MATERIALS PROVIDED
* * * * *

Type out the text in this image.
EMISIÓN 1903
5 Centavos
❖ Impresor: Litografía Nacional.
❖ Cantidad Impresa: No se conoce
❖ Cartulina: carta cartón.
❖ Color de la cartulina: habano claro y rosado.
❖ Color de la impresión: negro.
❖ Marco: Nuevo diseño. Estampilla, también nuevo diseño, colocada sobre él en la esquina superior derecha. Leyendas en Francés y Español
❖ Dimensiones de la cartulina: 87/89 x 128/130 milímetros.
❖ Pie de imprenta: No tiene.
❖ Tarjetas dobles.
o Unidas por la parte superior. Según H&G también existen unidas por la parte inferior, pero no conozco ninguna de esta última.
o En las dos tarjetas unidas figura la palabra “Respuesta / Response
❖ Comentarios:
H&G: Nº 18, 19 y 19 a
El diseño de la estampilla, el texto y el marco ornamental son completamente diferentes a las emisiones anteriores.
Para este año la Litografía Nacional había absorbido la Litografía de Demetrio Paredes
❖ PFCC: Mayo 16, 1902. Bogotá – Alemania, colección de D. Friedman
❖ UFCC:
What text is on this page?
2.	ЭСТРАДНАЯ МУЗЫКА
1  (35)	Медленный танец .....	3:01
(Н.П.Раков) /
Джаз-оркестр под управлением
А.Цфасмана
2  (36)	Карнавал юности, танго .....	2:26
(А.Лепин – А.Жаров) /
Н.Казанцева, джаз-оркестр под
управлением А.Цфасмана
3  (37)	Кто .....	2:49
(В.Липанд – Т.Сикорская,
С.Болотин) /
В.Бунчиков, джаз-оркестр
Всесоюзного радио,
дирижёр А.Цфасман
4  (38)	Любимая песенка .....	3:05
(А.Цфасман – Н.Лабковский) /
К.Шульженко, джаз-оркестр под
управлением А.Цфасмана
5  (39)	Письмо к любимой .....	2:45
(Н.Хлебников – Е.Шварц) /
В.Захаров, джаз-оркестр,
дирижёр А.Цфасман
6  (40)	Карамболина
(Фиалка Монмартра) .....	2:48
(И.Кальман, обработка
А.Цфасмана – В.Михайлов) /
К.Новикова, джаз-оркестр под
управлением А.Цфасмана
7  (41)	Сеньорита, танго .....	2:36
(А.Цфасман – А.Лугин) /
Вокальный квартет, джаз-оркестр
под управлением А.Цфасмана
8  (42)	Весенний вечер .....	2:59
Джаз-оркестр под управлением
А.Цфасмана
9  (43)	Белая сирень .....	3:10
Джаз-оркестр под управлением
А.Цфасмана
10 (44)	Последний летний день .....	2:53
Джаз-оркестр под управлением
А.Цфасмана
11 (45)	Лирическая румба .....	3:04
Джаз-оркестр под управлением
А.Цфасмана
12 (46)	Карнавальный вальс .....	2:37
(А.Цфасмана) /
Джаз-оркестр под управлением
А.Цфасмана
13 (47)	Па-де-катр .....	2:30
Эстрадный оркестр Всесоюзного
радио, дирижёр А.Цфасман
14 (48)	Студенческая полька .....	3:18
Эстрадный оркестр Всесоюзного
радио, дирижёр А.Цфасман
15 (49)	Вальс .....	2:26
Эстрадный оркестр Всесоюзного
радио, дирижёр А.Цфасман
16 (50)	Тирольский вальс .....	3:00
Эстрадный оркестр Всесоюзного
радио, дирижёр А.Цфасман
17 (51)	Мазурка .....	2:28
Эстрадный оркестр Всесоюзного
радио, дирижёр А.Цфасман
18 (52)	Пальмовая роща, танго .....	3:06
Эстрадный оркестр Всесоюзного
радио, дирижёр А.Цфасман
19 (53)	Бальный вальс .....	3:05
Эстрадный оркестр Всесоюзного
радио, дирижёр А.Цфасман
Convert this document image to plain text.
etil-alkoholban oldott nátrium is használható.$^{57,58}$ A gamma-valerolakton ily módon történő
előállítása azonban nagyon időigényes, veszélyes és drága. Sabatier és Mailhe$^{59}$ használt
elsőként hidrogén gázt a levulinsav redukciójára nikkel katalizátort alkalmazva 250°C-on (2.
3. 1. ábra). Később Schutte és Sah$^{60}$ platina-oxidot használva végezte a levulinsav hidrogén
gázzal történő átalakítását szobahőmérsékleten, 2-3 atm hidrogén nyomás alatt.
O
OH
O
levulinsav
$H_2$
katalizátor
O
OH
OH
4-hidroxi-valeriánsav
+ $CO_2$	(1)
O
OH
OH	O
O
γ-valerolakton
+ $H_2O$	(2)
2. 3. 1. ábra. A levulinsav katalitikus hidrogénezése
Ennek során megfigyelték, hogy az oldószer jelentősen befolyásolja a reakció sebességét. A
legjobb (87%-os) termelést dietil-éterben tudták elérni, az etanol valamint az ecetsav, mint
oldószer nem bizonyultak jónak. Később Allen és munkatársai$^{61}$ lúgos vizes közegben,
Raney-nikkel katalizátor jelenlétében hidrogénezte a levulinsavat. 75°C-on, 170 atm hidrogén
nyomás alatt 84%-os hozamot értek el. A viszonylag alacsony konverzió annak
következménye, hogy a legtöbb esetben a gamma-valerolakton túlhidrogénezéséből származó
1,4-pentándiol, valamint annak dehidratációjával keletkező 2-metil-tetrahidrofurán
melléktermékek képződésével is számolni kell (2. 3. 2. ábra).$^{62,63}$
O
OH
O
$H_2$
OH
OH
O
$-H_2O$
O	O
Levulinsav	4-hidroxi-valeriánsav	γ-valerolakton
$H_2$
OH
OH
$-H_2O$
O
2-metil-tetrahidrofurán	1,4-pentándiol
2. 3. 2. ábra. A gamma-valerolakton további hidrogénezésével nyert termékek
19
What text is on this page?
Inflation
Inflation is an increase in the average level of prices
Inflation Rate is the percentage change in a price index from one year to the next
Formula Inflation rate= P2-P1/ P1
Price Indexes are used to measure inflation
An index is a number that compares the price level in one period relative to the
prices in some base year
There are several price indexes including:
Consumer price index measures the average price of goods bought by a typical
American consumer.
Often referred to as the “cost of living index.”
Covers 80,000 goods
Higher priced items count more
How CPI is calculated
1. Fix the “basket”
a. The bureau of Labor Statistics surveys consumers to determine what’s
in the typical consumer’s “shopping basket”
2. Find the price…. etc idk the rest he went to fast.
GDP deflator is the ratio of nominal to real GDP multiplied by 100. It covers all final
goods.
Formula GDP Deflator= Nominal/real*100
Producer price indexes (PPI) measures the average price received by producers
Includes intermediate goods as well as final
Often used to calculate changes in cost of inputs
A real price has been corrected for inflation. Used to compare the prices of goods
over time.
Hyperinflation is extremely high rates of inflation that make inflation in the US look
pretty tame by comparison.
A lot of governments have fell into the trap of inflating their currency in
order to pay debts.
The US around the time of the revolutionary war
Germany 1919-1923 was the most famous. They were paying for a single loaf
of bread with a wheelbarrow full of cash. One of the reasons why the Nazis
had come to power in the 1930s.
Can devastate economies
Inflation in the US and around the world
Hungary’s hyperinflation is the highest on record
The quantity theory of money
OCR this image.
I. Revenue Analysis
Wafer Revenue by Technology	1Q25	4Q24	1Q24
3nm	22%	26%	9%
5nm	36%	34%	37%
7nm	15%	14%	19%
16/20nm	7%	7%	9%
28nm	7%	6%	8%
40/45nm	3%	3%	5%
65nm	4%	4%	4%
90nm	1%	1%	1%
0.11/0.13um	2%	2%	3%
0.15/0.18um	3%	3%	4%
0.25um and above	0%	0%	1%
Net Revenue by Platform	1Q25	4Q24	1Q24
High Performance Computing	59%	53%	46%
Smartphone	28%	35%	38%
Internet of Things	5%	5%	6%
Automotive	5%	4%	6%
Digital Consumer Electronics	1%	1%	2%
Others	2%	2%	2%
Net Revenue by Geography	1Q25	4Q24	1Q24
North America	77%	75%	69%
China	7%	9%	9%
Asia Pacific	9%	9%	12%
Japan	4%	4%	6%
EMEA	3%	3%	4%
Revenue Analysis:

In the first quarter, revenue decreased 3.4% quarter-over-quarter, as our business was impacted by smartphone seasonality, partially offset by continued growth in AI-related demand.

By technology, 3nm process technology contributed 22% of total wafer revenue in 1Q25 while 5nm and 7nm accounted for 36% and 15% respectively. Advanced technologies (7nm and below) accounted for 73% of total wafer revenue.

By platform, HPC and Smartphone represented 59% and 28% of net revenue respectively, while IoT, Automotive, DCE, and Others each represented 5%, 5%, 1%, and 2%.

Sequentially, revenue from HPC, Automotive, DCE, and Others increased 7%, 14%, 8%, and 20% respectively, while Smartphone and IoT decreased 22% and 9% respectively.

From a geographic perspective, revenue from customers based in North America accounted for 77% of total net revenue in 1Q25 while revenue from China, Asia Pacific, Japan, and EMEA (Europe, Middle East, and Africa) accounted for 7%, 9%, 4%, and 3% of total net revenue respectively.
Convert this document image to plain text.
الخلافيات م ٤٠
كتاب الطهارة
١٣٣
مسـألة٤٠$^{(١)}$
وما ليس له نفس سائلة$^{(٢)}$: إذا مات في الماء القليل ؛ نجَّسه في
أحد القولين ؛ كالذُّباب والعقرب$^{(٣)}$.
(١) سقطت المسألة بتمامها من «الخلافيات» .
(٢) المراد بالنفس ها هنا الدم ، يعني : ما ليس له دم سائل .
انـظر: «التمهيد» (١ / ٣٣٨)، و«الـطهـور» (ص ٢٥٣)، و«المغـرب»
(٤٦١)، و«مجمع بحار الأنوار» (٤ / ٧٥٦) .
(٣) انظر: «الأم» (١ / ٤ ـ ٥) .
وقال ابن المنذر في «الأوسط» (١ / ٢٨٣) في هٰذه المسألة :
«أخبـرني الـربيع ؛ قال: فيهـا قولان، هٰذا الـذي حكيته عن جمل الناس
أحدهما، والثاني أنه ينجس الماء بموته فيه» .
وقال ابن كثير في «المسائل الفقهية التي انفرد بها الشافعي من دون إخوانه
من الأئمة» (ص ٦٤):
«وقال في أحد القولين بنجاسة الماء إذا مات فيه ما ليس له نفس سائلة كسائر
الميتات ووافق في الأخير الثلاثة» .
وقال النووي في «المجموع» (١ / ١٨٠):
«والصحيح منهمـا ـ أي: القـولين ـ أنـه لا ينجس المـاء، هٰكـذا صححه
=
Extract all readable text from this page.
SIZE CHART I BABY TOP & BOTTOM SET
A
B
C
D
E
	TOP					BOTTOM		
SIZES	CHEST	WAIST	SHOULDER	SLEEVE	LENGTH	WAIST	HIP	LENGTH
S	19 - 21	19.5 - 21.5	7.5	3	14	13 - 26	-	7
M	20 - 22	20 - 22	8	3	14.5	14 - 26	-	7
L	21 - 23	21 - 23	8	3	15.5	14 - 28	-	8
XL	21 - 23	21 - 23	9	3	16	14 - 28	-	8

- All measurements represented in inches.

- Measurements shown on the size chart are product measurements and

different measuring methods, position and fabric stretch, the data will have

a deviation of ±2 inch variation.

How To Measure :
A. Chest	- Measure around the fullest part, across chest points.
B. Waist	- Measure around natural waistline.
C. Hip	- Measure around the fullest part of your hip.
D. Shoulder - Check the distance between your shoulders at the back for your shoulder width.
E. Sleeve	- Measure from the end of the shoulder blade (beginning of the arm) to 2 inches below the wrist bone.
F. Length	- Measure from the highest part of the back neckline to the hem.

* * * * *

TASK OBJECTIVE
Count the lines of the data that include the string "basket", and give only that number.

THE SOLUTION
2